Print all of the following records line for line, without changing a single character.

**Material shown**
——

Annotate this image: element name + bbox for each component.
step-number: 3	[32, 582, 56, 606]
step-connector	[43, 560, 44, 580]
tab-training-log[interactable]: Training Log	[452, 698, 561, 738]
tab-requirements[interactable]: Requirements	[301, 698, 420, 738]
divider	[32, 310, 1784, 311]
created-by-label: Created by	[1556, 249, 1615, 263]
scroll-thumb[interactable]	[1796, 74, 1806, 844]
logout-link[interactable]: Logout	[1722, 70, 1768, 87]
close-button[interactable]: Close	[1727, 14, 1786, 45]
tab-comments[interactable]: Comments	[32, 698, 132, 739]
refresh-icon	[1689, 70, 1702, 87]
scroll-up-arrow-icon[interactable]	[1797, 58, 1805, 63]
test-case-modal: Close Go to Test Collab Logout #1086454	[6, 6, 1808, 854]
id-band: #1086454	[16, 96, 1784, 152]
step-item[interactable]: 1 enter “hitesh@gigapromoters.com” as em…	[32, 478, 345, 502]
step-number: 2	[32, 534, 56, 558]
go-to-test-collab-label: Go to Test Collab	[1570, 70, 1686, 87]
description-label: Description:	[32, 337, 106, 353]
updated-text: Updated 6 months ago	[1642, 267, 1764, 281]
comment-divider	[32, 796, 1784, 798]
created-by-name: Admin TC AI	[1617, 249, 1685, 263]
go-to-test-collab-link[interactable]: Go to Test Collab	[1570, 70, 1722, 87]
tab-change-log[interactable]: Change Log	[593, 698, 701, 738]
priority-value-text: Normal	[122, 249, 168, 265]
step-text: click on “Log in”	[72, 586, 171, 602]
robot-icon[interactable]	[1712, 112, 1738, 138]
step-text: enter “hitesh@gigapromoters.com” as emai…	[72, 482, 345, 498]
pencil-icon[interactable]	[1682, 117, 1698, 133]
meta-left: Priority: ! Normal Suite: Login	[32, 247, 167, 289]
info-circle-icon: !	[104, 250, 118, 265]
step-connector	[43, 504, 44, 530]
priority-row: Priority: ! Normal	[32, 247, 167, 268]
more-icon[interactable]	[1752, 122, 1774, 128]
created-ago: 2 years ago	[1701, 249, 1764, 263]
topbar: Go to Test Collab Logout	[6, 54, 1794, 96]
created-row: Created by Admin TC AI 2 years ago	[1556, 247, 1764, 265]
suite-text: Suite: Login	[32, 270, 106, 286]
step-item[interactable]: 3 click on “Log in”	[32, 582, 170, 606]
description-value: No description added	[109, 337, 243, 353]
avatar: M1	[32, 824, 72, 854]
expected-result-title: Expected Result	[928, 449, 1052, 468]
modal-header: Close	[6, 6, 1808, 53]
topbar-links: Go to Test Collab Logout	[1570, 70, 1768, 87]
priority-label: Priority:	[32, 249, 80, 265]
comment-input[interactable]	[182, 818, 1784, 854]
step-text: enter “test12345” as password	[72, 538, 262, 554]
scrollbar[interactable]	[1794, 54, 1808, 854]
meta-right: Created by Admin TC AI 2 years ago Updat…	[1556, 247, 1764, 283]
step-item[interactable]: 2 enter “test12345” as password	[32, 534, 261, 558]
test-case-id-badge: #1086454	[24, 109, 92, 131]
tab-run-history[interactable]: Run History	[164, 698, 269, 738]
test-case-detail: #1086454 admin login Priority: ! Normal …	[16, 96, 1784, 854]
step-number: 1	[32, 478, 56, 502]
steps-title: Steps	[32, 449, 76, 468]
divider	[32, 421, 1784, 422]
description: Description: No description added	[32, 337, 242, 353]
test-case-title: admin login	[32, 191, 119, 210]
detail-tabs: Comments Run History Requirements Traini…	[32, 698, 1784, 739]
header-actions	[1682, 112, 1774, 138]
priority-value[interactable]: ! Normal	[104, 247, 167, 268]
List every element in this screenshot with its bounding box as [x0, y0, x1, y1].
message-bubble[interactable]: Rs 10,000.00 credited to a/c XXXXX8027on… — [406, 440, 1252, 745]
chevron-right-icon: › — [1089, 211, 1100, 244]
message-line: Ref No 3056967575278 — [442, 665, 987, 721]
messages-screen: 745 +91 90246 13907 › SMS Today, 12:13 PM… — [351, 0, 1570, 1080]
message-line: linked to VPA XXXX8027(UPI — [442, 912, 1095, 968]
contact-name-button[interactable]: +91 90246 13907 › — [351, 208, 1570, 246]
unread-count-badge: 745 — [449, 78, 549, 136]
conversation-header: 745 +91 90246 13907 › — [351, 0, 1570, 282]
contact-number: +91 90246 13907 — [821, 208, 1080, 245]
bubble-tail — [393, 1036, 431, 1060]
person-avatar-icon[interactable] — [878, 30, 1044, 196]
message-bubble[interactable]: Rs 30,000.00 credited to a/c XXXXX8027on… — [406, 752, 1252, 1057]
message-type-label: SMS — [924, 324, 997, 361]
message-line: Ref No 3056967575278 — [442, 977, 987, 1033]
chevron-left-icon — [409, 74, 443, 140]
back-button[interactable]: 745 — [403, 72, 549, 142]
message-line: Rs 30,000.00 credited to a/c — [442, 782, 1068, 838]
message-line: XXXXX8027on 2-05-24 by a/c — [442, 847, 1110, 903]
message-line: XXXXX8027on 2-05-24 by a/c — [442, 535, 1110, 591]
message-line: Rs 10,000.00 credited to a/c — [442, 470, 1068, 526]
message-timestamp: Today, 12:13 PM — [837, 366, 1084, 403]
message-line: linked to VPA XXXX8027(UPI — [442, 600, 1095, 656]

——

**Exercise solution**
Annotate this image: element name + bbox for each component.
step-number: 3	[32, 582, 56, 606]
step-connector	[43, 560, 44, 580]
tab-training-log[interactable]: Training Log	[452, 698, 561, 738]
tab-requirements[interactable]: Requirements	[301, 698, 420, 738]
divider	[32, 310, 1784, 311]
created-by-label: Created by	[1556, 249, 1615, 263]
scroll-thumb[interactable]	[1796, 74, 1806, 844]
logout-link[interactable]: Logout	[1722, 70, 1768, 87]
close-button[interactable]: Close	[1727, 14, 1786, 45]
tab-comments[interactable]: Comments	[32, 698, 132, 739]
refresh-icon	[1689, 70, 1702, 87]
scroll-up-arrow-icon[interactable]	[1797, 58, 1805, 63]
test-case-modal: Close Go to Test Collab Logout #1086454	[6, 6, 1808, 854]
id-band: #1086454	[16, 96, 1784, 152]
step-item[interactable]: 1 enter “hitesh@gigapromoters.com” as em…	[32, 478, 345, 502]
step-number: 2	[32, 534, 56, 558]
go-to-test-collab-label: Go to Test Collab	[1570, 70, 1686, 87]
description-label: Description:	[32, 337, 106, 353]
updated-text: Updated 6 months ago	[1642, 267, 1764, 281]
comment-divider	[32, 796, 1784, 798]
created-by-name: Admin TC AI	[1617, 249, 1685, 263]
go-to-test-collab-link[interactable]: Go to Test Collab	[1570, 70, 1722, 87]
tab-change-log[interactable]: Change Log	[593, 698, 701, 738]
priority-value-text: Normal	[122, 249, 168, 265]
step-text: click on “Log in”	[72, 586, 171, 602]
robot-icon[interactable]	[1712, 112, 1738, 138]
step-text: enter “hitesh@gigapromoters.com” as emai…	[72, 482, 345, 498]
pencil-icon[interactable]	[1682, 117, 1698, 133]
meta-left: Priority: ! Normal Suite: Login	[32, 247, 167, 289]
info-circle-icon: !	[104, 250, 118, 265]
step-connector	[43, 504, 44, 530]
priority-row: Priority: ! Normal	[32, 247, 167, 268]
more-icon[interactable]	[1752, 122, 1774, 128]
created-ago: 2 years ago	[1701, 249, 1764, 263]
topbar: Go to Test Collab Logout	[6, 54, 1794, 96]
created-row: Created by Admin TC AI 2 years ago	[1556, 247, 1764, 265]
suite-text: Suite: Login	[32, 270, 106, 286]
step-item[interactable]: 3 click on “Log in”	[32, 582, 170, 606]
description-value: No description added	[109, 337, 243, 353]
avatar: M1	[32, 824, 72, 854]
expected-result-title: Expected Result	[928, 449, 1052, 468]
modal-header: Close	[6, 6, 1808, 53]
topbar-links: Go to Test Collab Logout	[1570, 70, 1768, 87]
priority-label: Priority:	[32, 249, 80, 265]
comment-input[interactable]	[182, 818, 1784, 854]
step-text: enter “test12345” as password	[72, 538, 262, 554]
scrollbar[interactable]	[1794, 54, 1808, 854]
meta-right: Created by Admin TC AI 2 years ago Updat…	[1556, 247, 1764, 283]
step-item[interactable]: 2 enter “test12345” as password	[32, 534, 261, 558]
test-case-id-badge: #1086454	[24, 109, 92, 131]
tab-run-history[interactable]: Run History	[164, 698, 269, 738]
test-case-detail: #1086454 admin login Priority: ! Normal …	[16, 96, 1784, 854]
step-number: 1	[32, 478, 56, 502]
steps-title: Steps	[32, 449, 76, 468]
divider	[32, 421, 1784, 422]
description: Description: No description added	[32, 337, 242, 353]
test-case-title: admin login	[32, 191, 119, 210]
detail-tabs: Comments Run History Requirements Traini…	[32, 698, 1784, 739]
header-actions	[1682, 112, 1774, 138]
priority-value[interactable]: ! Normal	[104, 247, 167, 268]
List every element in this screenshot with its bounding box as [x0, y0, x1, y1].
message-bubble[interactable]: Rs 10,000.00 credited to a/c XXXXX8027on… — [406, 440, 1252, 745]
chevron-right-icon: › — [1089, 211, 1100, 244]
message-line: Ref No 3056967575278 — [442, 665, 987, 721]
messages-screen: 745 +91 90246 13907 › SMS Today, 12:13 PM… — [351, 0, 1570, 1080]
message-line: linked to VPA XXXX8027(UPI — [442, 912, 1095, 968]
contact-name-button[interactable]: +91 90246 13907 › — [351, 208, 1570, 246]
unread-count-badge: 745 — [449, 78, 549, 136]
conversation-header: 745 +91 90246 13907 › — [351, 0, 1570, 282]
contact-number: +91 90246 13907 — [821, 208, 1080, 245]
bubble-tail — [393, 1036, 431, 1060]
person-avatar-icon[interactable] — [878, 30, 1044, 196]
message-bubble[interactable]: Rs 30,000.00 credited to a/c XXXXX8027on… — [406, 752, 1252, 1057]
message-type-label: SMS — [924, 324, 997, 361]
message-line: Ref No 3056967575278 — [442, 977, 987, 1033]
chevron-left-icon — [409, 74, 443, 140]
back-button[interactable]: 745 — [403, 72, 549, 142]
message-line: Rs 30,000.00 credited to a/c — [442, 782, 1068, 838]
message-line: XXXXX8027on 2-05-24 by a/c — [442, 847, 1110, 903]
message-line: XXXXX8027on 2-05-24 by a/c — [442, 535, 1110, 591]
message-line: Rs 10,000.00 credited to a/c — [442, 470, 1068, 526]
message-timestamp: Today, 12:13 PM — [837, 366, 1084, 403]
message-line: linked to VPA XXXX8027(UPI — [442, 600, 1095, 656]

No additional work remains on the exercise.